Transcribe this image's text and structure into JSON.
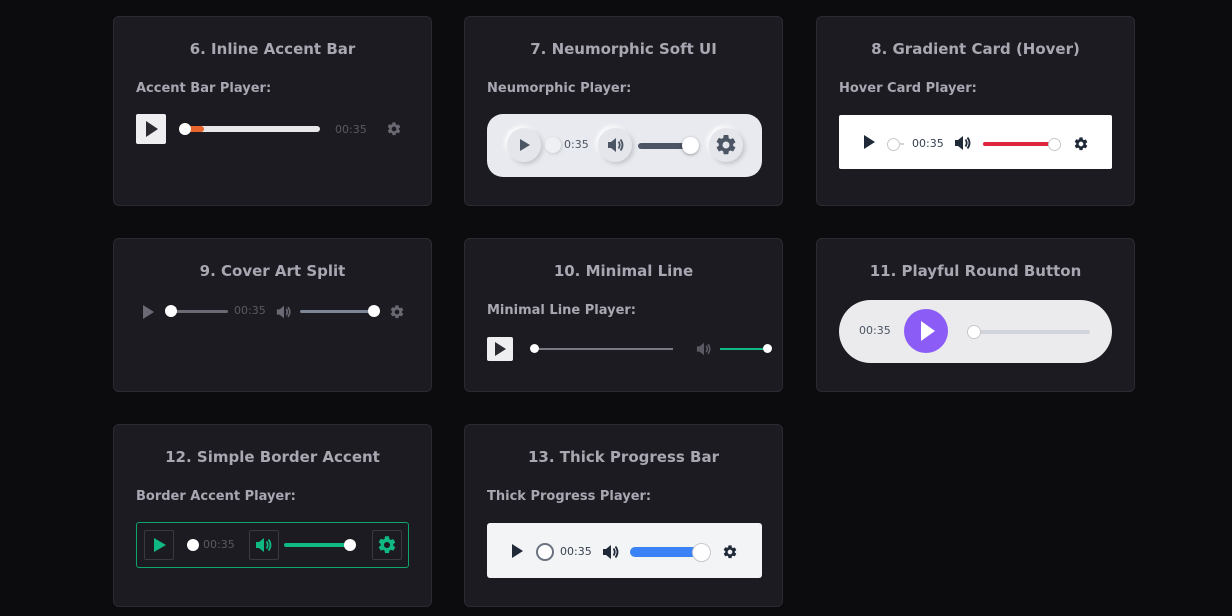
{
  "cards": [
    {
      "title": "6. Inline Accent Bar",
      "label": "Accent Bar Player:",
      "time": "00:35"
    },
    {
      "title": "7. Neumorphic Soft UI",
      "label": "Neumorphic Player:",
      "time": "0:35"
    },
    {
      "title": "8. Gradient Card (Hover)",
      "label": "Hover Card Player:",
      "time": "00:35"
    },
    {
      "title": "9. Cover Art Split",
      "label": "",
      "time": "00:35"
    },
    {
      "title": "10. Minimal Line",
      "label": "Minimal Line Player:",
      "time": ""
    },
    {
      "title": "11. Playful Round Button",
      "label": "",
      "time": "00:35"
    },
    {
      "title": "12. Simple Border Accent",
      "label": "Border Accent Player:",
      "time": "00:35"
    },
    {
      "title": "13. Thick Progress Bar",
      "label": "Thick Progress Player:",
      "time": "00:35"
    }
  ],
  "colors": {
    "accent_orange": "#e8662e",
    "hover_red": "#e0243e",
    "minimal_green": "#10b981",
    "border_green": "#10a36a",
    "playful_purple": "#8b5cf6",
    "thick_blue": "#3b82f6"
  },
  "icons": [
    "play-icon",
    "volume-icon",
    "gear-icon"
  ],
  "progress": {
    "accent": 0.04,
    "neumorphic_volume": 1.0,
    "hover_volume": 1.0,
    "cover_volume": 1.0,
    "minimal_volume": 1.0,
    "border_volume": 1.0,
    "thick_volume": 1.0
  }
}
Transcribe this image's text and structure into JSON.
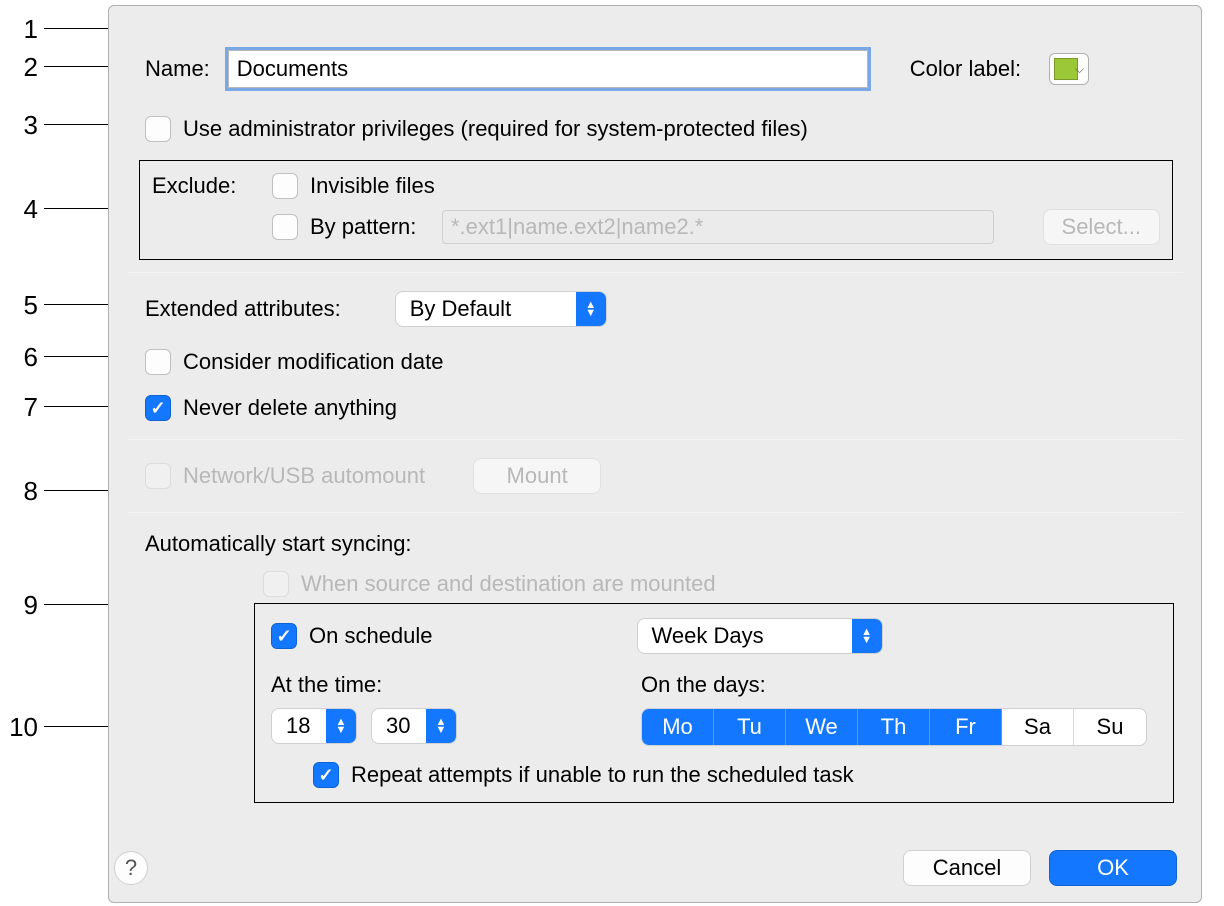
{
  "callouts": [
    "1",
    "2",
    "3",
    "4",
    "5",
    "6",
    "7",
    "8",
    "9",
    "10"
  ],
  "name": {
    "label": "Name:",
    "value": "Documents"
  },
  "colorLabel": {
    "label": "Color label:",
    "swatch": "#9bc837"
  },
  "adminPriv": {
    "label": "Use administrator privileges (required for system-protected files)",
    "checked": false
  },
  "exclude": {
    "label": "Exclude:",
    "invisible": {
      "label": "Invisible files",
      "checked": false
    },
    "byPattern": {
      "label": "By pattern:",
      "checked": false,
      "placeholder": "*.ext1|name.ext2|name2.*"
    },
    "selectBtn": "Select..."
  },
  "extAttr": {
    "label": "Extended attributes:",
    "value": "By Default"
  },
  "considerMod": {
    "label": "Consider modification date",
    "checked": false
  },
  "neverDelete": {
    "label": "Never delete anything",
    "checked": true
  },
  "automount": {
    "label": "Network/USB automount",
    "checked": false,
    "btn": "Mount"
  },
  "autoStart": {
    "label": "Automatically start syncing:",
    "whenMounted": {
      "label": "When source and destination are mounted",
      "checked": false
    },
    "schedule": {
      "onSchedule": {
        "label": "On schedule",
        "checked": true
      },
      "freq": "Week Days",
      "atTimeLabel": "At the time:",
      "hour": "18",
      "minute": "30",
      "onDaysLabel": "On the days:",
      "days": [
        {
          "abbr": "Mo",
          "on": true
        },
        {
          "abbr": "Tu",
          "on": true
        },
        {
          "abbr": "We",
          "on": true
        },
        {
          "abbr": "Th",
          "on": true
        },
        {
          "abbr": "Fr",
          "on": true
        },
        {
          "abbr": "Sa",
          "on": false
        },
        {
          "abbr": "Su",
          "on": false
        }
      ],
      "repeat": {
        "label": "Repeat attempts if unable to run the scheduled task",
        "checked": true
      }
    }
  },
  "help": "?",
  "cancel": "Cancel",
  "ok": "OK"
}
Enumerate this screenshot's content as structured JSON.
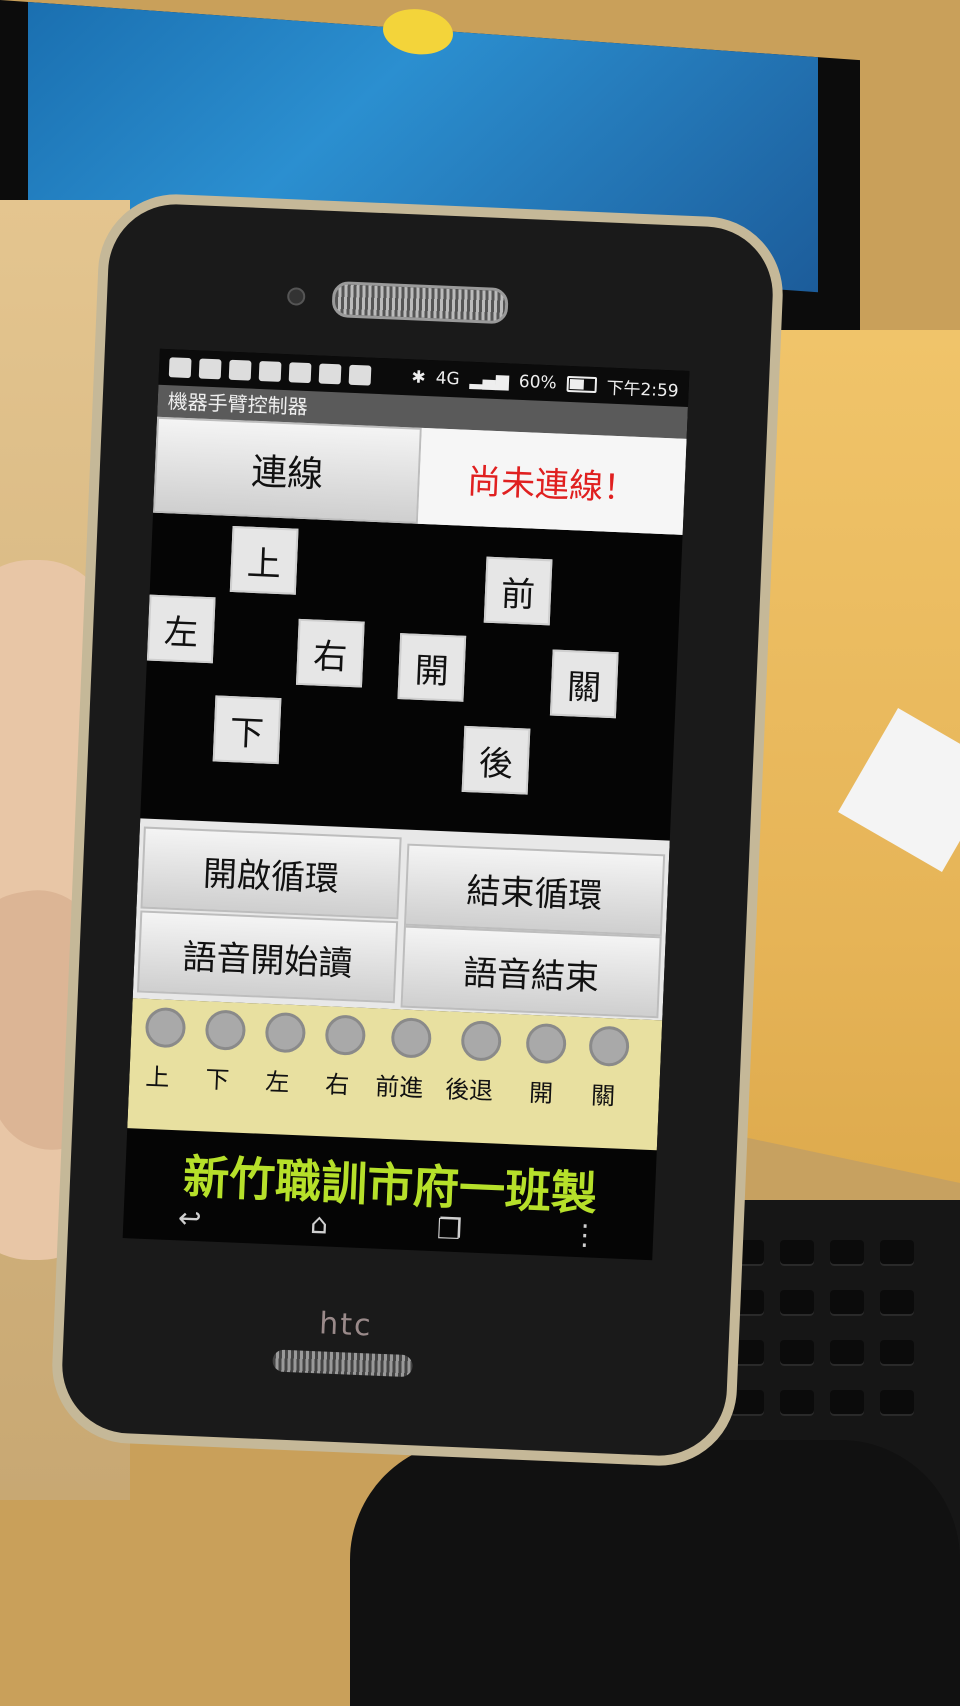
{
  "app": {
    "title": "機器手臂控制器",
    "status_time": "下午2:59",
    "battery": "60%",
    "signal": "4G"
  },
  "connect": {
    "button_label": "連線",
    "status_text": "尚未連線！",
    "status_color": "#e02020"
  },
  "pad": {
    "up": "上",
    "down": "下",
    "left": "左",
    "right": "右",
    "forward": "前",
    "back": "後",
    "open": "開",
    "close": "關"
  },
  "controls": {
    "loop_start": "開啟循環",
    "loop_end": "結束循環",
    "voice_start": "語音開始讀",
    "voice_end": "語音結束"
  },
  "indicators": [
    {
      "label": "上"
    },
    {
      "label": "下"
    },
    {
      "label": "左"
    },
    {
      "label": "右"
    },
    {
      "label": "前進"
    },
    {
      "label": "後退"
    },
    {
      "label": "開"
    },
    {
      "label": "關"
    }
  ],
  "credit": {
    "text": "新竹職訓市府一班製",
    "color": "#b6e02a"
  },
  "device": {
    "brand": "htc"
  },
  "nav": {
    "back_icon": "back-icon",
    "home_icon": "home-icon",
    "recent_icon": "recent-apps-icon"
  }
}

===

Please retype the entries above word for word, but only from the line containing "Enumerate this screenshot's" through the last line, and without the pictures.

Enumerate this screenshot's content as structured JSON.
{
  "app": {
    "title": "機器手臂控制器",
    "status_time": "下午2:59",
    "battery": "60%",
    "signal": "4G"
  },
  "connect": {
    "button_label": "連線",
    "status_text": "尚未連線！",
    "status_color": "#e02020"
  },
  "pad": {
    "up": "上",
    "down": "下",
    "left": "左",
    "right": "右",
    "forward": "前",
    "back": "後",
    "open": "開",
    "close": "關"
  },
  "controls": {
    "loop_start": "開啟循環",
    "loop_end": "結束循環",
    "voice_start": "語音開始讀",
    "voice_end": "語音結束"
  },
  "indicators": [
    {
      "label": "上"
    },
    {
      "label": "下"
    },
    {
      "label": "左"
    },
    {
      "label": "右"
    },
    {
      "label": "前進"
    },
    {
      "label": "後退"
    },
    {
      "label": "開"
    },
    {
      "label": "關"
    }
  ],
  "credit": {
    "text": "新竹職訓市府一班製",
    "color": "#b6e02a"
  },
  "device": {
    "brand": "htc"
  },
  "nav": {
    "back_icon": "back-icon",
    "home_icon": "home-icon",
    "recent_icon": "recent-apps-icon"
  }
}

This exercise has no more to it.